- PROBLEM DETAILS: Lines that contain the string "Quantiles" are to be copied; leave out all others.

-------------------------

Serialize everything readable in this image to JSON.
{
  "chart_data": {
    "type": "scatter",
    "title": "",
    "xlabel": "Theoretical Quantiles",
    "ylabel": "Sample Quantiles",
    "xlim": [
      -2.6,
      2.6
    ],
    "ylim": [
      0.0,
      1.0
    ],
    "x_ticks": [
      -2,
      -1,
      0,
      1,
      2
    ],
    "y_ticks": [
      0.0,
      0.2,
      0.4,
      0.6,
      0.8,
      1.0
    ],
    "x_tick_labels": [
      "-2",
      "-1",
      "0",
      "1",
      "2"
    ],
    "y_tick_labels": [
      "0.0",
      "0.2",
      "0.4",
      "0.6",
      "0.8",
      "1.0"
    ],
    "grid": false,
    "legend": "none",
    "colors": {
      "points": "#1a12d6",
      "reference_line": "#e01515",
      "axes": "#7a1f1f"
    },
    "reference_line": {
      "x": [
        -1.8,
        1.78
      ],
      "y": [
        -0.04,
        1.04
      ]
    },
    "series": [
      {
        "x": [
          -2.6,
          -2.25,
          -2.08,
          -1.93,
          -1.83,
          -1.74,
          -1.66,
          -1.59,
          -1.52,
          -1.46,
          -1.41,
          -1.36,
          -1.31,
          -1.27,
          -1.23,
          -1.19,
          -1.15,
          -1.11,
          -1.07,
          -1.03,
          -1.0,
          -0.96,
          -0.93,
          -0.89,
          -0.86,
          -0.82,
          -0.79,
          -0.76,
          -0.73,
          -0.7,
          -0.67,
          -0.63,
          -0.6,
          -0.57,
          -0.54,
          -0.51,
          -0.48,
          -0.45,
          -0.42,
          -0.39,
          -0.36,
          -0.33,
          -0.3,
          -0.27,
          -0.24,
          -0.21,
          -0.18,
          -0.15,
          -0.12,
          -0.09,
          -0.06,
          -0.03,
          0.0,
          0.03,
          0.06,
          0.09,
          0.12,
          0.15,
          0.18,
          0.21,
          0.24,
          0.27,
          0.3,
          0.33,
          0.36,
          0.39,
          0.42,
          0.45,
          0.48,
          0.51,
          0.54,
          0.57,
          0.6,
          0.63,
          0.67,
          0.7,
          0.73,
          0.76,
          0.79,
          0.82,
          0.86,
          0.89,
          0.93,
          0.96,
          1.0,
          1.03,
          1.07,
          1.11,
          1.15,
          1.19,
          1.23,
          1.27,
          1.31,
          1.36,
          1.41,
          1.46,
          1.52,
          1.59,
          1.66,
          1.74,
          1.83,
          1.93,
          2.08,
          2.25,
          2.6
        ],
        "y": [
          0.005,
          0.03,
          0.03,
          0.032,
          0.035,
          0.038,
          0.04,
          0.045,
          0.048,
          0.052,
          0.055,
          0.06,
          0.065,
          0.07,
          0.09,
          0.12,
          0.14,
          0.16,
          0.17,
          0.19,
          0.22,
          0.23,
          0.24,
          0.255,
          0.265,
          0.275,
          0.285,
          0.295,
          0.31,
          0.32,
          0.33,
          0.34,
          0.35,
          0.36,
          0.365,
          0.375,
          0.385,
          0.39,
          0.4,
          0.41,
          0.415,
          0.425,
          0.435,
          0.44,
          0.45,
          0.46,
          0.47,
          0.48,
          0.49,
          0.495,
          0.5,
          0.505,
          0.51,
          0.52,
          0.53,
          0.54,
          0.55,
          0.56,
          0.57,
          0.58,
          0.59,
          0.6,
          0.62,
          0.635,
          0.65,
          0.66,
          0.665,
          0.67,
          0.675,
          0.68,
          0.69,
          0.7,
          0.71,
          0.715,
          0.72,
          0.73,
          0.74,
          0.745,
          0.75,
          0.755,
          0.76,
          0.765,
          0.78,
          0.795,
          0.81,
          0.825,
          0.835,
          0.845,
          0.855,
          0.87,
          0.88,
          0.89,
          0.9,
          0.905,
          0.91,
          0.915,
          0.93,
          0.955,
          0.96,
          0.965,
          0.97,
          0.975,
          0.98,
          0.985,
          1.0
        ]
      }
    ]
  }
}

-------------------------

- REPLY:
    "xlabel": "Theoretical Quantiles",
    "ylabel": "Sample Quantiles",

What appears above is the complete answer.